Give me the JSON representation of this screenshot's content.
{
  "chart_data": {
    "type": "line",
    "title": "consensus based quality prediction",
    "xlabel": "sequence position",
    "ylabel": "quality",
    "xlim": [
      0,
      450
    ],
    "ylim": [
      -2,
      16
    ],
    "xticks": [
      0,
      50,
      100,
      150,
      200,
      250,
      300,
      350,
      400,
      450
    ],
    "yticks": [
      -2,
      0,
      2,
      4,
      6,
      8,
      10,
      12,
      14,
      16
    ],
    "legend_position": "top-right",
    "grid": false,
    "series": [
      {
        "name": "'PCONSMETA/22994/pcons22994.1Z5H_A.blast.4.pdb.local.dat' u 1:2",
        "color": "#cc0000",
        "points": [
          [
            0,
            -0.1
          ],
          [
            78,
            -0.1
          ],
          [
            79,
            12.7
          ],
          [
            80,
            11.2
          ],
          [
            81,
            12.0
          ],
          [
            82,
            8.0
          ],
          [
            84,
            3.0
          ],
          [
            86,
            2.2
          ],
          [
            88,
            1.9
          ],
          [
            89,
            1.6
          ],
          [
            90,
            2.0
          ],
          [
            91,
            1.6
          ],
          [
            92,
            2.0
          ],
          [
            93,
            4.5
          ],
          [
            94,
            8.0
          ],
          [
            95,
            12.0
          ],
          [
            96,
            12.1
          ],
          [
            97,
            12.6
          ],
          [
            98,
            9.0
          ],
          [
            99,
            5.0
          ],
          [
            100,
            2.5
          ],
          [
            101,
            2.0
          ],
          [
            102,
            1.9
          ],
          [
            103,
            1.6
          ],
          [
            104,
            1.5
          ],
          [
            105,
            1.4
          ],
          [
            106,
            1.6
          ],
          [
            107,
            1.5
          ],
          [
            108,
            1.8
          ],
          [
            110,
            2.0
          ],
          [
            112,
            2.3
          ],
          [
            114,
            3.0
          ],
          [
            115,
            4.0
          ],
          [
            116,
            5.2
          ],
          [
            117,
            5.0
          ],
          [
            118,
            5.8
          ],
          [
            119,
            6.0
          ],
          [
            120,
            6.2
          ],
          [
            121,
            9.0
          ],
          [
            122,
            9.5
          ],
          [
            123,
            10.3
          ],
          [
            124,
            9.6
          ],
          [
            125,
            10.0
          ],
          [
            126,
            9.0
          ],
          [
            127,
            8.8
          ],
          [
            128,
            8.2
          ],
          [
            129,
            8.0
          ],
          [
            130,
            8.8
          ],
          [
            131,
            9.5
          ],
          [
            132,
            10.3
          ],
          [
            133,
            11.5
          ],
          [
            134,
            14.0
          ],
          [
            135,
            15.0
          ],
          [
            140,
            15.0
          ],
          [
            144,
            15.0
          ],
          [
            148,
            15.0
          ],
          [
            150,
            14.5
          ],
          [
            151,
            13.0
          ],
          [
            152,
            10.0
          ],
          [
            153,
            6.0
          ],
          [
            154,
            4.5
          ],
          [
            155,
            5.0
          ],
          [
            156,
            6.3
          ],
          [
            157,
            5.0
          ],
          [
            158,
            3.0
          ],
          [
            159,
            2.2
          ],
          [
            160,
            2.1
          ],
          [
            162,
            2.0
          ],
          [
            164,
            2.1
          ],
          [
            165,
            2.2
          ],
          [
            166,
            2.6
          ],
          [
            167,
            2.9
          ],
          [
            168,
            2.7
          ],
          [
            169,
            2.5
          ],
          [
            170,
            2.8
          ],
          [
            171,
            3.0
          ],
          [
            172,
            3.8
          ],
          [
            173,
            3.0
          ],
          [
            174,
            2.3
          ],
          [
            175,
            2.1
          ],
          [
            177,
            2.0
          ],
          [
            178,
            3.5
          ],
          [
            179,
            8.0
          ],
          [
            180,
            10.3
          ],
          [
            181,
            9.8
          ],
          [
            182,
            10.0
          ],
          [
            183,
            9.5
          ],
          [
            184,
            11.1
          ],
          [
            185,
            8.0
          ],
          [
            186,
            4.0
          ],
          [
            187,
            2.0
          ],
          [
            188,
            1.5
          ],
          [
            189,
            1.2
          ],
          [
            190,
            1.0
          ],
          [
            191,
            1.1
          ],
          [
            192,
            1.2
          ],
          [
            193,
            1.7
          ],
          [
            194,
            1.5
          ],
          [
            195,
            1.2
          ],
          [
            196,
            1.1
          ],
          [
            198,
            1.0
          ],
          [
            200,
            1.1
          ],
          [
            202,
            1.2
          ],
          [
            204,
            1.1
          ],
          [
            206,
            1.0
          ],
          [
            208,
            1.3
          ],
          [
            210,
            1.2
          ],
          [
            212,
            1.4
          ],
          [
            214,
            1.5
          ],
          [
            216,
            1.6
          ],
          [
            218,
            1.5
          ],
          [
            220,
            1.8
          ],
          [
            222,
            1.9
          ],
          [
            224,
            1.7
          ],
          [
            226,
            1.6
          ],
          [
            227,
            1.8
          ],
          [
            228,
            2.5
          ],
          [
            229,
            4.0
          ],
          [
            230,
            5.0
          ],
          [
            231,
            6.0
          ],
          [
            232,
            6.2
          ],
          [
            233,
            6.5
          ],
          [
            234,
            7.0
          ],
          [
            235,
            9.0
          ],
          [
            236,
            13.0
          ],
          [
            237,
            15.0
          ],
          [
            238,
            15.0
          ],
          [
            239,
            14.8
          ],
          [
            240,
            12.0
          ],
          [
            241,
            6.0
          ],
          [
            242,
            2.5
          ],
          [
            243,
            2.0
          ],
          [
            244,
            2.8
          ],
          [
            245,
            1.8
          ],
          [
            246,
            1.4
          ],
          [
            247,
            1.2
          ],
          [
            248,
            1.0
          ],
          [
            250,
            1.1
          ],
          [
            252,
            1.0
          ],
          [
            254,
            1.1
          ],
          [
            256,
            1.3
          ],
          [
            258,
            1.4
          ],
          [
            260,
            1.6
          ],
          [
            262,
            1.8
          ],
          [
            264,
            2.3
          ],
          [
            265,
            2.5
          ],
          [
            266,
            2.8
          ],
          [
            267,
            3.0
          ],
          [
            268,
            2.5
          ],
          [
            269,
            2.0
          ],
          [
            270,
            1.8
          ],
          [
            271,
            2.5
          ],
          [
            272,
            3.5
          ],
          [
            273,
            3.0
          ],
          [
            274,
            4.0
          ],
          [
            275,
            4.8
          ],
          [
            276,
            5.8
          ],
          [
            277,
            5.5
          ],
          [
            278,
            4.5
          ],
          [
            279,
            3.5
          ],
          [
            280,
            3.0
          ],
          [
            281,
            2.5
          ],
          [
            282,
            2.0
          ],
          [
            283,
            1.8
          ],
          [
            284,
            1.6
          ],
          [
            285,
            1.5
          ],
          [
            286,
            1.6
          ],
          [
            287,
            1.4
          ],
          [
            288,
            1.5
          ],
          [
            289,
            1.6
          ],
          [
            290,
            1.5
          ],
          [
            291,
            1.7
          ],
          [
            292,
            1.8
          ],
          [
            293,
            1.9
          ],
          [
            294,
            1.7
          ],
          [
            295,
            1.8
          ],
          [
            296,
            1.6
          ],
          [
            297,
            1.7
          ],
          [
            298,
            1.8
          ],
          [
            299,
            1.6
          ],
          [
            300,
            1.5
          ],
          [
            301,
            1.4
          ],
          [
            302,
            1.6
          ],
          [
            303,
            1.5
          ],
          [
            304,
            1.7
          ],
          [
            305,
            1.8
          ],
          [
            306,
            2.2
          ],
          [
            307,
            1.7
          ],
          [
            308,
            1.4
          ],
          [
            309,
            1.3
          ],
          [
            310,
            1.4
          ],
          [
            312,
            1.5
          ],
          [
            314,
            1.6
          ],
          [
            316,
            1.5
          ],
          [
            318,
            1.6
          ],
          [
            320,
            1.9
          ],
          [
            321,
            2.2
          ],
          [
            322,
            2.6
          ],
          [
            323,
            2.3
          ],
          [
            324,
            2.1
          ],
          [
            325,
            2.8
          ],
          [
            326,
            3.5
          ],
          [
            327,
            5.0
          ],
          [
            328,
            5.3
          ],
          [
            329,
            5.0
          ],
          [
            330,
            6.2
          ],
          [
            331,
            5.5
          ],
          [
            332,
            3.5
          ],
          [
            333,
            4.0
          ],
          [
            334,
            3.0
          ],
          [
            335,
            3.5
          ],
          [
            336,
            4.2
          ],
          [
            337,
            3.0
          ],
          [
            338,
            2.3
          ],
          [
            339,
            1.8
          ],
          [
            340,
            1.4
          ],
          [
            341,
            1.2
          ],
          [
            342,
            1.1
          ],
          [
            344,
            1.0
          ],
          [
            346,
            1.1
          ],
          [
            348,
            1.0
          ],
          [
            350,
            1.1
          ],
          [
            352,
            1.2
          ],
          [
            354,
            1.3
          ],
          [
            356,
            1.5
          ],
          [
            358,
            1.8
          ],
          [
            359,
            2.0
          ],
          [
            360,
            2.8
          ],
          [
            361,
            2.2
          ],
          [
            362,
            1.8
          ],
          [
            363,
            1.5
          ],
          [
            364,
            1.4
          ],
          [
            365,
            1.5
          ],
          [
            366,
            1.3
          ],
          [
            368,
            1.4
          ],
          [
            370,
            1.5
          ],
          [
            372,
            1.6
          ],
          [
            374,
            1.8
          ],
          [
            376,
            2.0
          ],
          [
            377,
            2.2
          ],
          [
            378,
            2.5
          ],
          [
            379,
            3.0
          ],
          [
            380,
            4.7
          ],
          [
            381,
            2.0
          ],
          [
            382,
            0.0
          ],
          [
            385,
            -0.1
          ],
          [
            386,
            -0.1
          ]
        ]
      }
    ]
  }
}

==================================================

▶ [Set problem] Pick out, from the lines above, every one that contains the string "quality".

▶ [Answer to the exercise]
    "title": "consensus based quality prediction",
    "ylabel": "quality",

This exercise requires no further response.